- [TASK REQUIREMENTS] From the listing below, copy every line with the word "finger".
[Start DATA IN THIS EXERCISE]
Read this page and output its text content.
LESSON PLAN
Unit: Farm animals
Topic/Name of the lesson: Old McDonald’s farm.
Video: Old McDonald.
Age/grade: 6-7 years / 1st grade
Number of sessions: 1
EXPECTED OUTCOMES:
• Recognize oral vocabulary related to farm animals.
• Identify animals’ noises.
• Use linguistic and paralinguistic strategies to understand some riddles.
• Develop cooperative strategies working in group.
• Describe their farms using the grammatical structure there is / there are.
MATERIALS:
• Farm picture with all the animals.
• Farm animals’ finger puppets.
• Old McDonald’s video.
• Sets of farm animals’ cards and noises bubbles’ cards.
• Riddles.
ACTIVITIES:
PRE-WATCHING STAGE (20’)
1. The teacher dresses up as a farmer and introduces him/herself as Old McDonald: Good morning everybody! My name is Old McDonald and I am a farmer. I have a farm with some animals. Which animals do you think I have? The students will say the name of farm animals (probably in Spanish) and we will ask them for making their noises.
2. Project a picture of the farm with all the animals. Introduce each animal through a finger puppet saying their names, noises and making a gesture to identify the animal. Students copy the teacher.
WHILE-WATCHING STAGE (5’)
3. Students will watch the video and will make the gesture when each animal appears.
[End DATA IN THIS EXERCISE]
[Start DATA IN THIS EXERCISE]
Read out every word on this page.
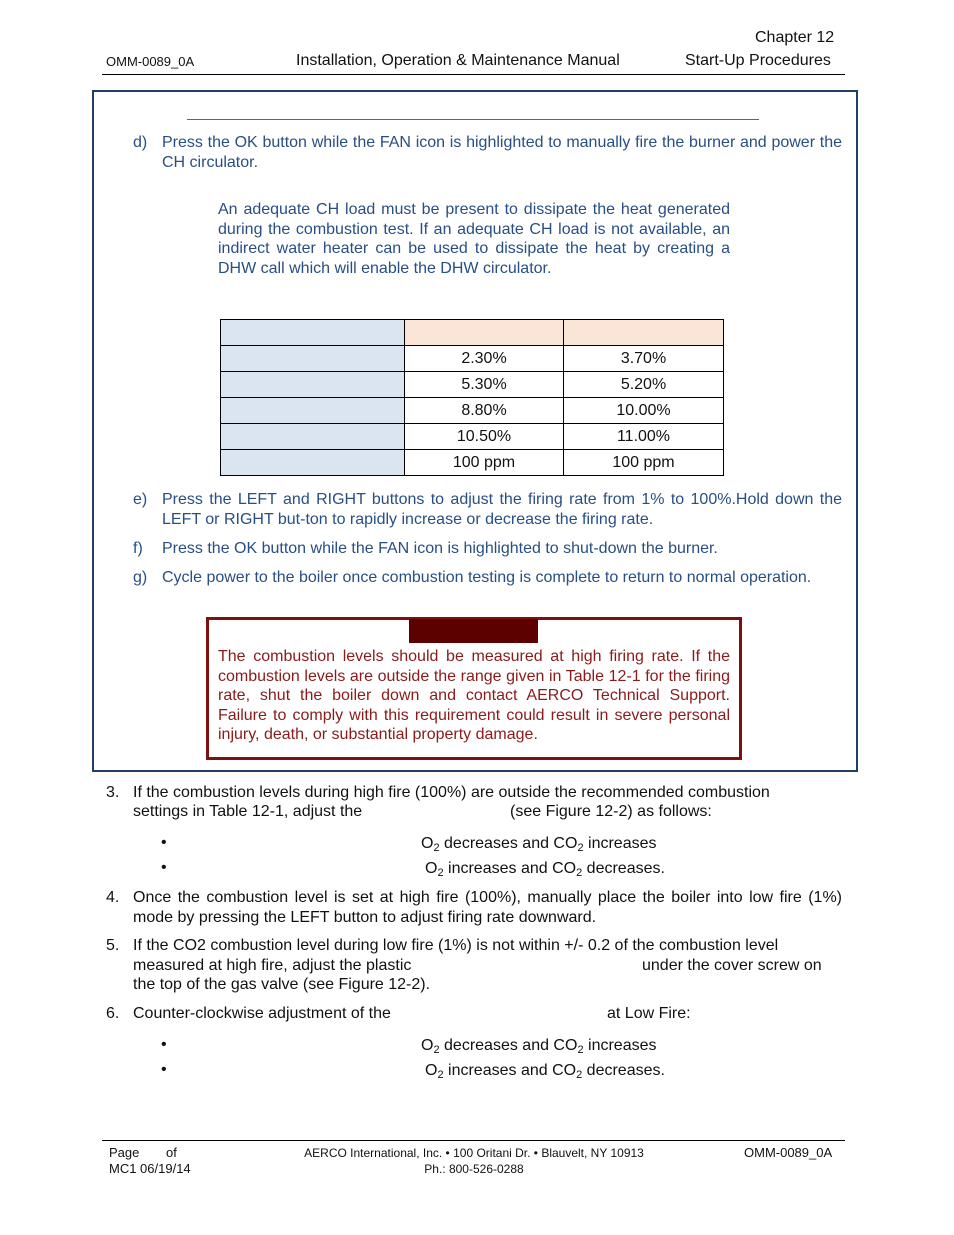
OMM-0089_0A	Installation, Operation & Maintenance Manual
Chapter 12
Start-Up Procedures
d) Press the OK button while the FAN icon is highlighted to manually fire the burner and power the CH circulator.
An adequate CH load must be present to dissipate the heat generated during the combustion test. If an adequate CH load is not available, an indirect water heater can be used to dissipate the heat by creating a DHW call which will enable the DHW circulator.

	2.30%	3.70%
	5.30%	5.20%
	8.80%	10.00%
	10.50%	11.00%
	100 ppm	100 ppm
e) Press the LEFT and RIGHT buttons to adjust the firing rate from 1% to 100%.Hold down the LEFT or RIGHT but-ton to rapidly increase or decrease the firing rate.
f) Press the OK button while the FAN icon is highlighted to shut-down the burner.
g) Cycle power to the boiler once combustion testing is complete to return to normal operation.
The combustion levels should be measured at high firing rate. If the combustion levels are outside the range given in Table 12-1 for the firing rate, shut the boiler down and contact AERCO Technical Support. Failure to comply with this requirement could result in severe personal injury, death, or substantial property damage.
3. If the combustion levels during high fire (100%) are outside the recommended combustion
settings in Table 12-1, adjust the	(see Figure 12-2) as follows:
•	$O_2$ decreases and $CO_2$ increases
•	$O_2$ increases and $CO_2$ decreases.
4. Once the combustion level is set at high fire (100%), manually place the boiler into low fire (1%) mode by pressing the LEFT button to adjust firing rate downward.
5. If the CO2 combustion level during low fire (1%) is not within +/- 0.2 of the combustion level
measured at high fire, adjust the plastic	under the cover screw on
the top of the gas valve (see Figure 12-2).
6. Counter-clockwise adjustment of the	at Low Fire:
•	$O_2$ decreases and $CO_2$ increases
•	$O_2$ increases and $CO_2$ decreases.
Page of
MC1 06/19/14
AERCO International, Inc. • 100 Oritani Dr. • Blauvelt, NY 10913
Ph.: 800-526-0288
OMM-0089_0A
[End DATA IN THIS EXERCISE]
[Start DATA IN THIS EXERCISE]
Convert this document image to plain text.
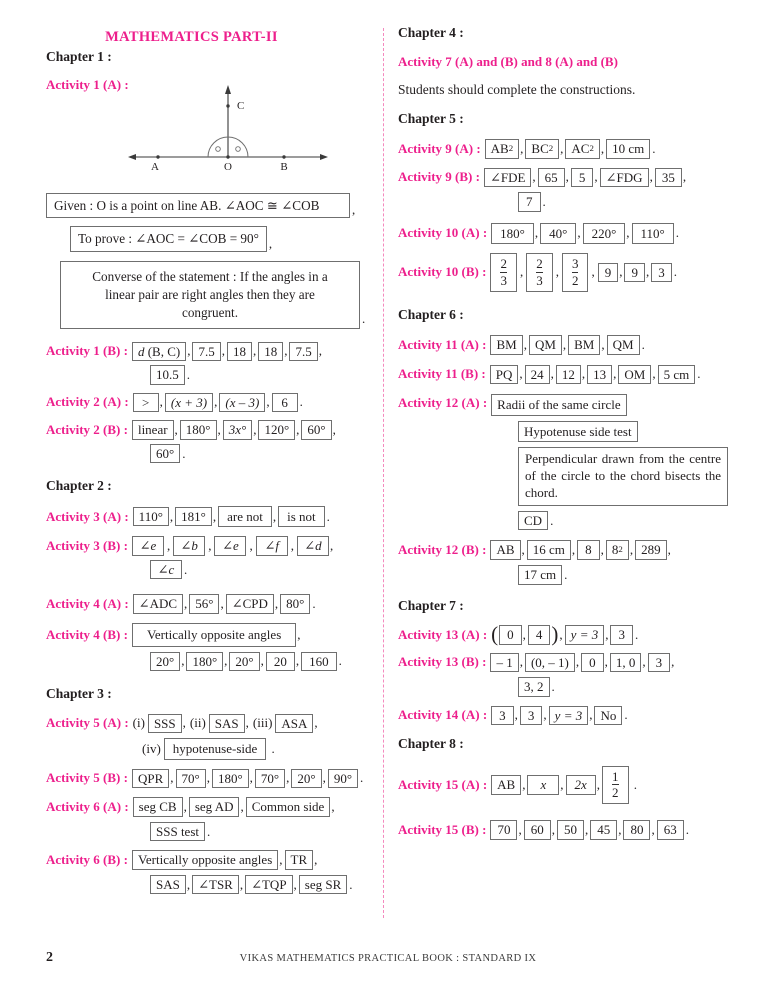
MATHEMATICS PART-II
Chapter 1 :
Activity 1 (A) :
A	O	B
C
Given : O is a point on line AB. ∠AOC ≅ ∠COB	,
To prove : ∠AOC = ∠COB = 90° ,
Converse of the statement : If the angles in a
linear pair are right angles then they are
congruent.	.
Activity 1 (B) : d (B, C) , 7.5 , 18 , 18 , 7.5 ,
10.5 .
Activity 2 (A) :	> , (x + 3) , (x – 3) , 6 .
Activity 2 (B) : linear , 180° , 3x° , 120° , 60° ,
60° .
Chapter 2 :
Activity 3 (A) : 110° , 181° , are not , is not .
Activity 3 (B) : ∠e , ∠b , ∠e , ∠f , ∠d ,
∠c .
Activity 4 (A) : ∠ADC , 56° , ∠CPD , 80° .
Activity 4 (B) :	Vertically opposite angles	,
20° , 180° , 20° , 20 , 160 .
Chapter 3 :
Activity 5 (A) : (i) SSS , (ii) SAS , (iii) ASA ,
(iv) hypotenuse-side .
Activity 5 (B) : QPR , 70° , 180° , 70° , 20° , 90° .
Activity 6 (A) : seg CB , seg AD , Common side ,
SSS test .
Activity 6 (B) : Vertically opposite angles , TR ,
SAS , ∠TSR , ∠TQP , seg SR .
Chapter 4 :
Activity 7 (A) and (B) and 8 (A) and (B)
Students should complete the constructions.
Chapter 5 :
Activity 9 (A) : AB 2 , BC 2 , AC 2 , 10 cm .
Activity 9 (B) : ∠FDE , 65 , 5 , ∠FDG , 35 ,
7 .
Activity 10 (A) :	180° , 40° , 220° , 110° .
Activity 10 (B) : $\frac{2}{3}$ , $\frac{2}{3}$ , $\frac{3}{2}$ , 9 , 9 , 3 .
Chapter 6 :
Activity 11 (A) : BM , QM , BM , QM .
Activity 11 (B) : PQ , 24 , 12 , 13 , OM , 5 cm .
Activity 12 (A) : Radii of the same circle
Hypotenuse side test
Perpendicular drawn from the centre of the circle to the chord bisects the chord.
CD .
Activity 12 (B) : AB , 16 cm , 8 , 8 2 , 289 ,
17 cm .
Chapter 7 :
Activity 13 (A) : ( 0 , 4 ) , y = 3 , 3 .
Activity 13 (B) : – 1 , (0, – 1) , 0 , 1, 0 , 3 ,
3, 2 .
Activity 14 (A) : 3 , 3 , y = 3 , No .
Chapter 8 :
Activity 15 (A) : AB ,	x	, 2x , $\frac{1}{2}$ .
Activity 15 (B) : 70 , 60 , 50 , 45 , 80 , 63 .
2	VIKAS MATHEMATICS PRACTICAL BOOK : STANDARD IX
[End DATA IN THIS EXERCISE]
- [ANSWER]
• Farm animals’ finger puppets.
2. Project a picture of the farm with all the animals. Introduce each animal through a finger puppet saying their names, noises and making a gesture to identify the animal. Students copy the teacher.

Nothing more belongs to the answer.